Directions: Look through the listing for the word "sightseeing". Copy each line that has it.

Information shown:
----------------------------------------
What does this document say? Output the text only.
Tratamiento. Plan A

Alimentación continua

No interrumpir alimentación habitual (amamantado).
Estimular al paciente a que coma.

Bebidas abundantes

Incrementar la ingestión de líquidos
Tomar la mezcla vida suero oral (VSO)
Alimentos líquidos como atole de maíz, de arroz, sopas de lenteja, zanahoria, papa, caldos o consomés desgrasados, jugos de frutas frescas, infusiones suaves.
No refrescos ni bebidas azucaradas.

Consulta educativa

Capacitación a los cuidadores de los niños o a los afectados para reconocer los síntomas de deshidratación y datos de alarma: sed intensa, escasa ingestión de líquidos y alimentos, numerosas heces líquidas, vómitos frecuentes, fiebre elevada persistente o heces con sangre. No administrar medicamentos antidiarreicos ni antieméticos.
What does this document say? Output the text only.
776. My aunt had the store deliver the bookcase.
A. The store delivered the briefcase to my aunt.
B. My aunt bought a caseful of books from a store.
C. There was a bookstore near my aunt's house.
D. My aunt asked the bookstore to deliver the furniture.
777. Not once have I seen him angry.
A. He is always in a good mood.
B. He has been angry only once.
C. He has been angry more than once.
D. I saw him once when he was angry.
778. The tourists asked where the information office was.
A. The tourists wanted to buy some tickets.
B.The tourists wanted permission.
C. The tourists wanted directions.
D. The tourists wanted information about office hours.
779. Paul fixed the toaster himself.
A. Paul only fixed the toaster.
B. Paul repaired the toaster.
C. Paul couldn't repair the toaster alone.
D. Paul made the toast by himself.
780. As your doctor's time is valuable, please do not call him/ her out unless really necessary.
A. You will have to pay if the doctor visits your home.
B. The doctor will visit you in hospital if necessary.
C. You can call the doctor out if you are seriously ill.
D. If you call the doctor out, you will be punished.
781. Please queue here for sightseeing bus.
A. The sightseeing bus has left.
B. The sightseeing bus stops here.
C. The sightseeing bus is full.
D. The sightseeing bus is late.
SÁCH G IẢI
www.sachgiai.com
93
----------------------------------------
Complete output:
781. Please queue here for sightseeing bus.
A. The sightseeing bus has left.
B. The sightseeing bus stops here.
C. The sightseeing bus is full.
D. The sightseeing bus is late.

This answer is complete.